(Stored entries)
========================================================================

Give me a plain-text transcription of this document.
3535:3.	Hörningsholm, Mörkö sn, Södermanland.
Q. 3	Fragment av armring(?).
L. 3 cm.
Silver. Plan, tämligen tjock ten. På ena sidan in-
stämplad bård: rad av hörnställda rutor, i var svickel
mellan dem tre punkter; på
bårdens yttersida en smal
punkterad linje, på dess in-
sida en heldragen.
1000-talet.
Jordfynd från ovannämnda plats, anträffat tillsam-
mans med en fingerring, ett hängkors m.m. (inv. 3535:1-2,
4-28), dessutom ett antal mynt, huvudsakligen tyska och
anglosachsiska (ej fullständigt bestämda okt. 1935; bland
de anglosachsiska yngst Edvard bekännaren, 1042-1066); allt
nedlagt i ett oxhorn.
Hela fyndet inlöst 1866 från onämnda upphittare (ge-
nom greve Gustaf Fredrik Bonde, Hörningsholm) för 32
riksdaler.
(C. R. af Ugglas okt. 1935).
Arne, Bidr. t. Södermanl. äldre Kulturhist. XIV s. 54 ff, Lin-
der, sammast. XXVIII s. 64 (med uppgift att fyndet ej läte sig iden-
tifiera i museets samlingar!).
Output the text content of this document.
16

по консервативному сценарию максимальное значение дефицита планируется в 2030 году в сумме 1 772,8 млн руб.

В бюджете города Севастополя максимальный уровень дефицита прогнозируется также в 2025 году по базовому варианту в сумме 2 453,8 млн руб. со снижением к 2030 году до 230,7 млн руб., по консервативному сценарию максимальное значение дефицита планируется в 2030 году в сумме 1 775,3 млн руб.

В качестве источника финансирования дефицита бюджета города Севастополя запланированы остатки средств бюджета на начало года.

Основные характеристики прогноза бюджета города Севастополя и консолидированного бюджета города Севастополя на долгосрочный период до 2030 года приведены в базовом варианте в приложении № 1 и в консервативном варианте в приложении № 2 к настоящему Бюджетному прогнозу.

========================================================================

■ **What to produce**
List each line of the entries that holds the string "fyndet".

■ **Output of the exercise**
Hela fyndet inlöst 1866 från onämnda upphittare (ge-
der, sammast. XXVIII s. 64 (med uppgift att fyndet ej läte sig iden-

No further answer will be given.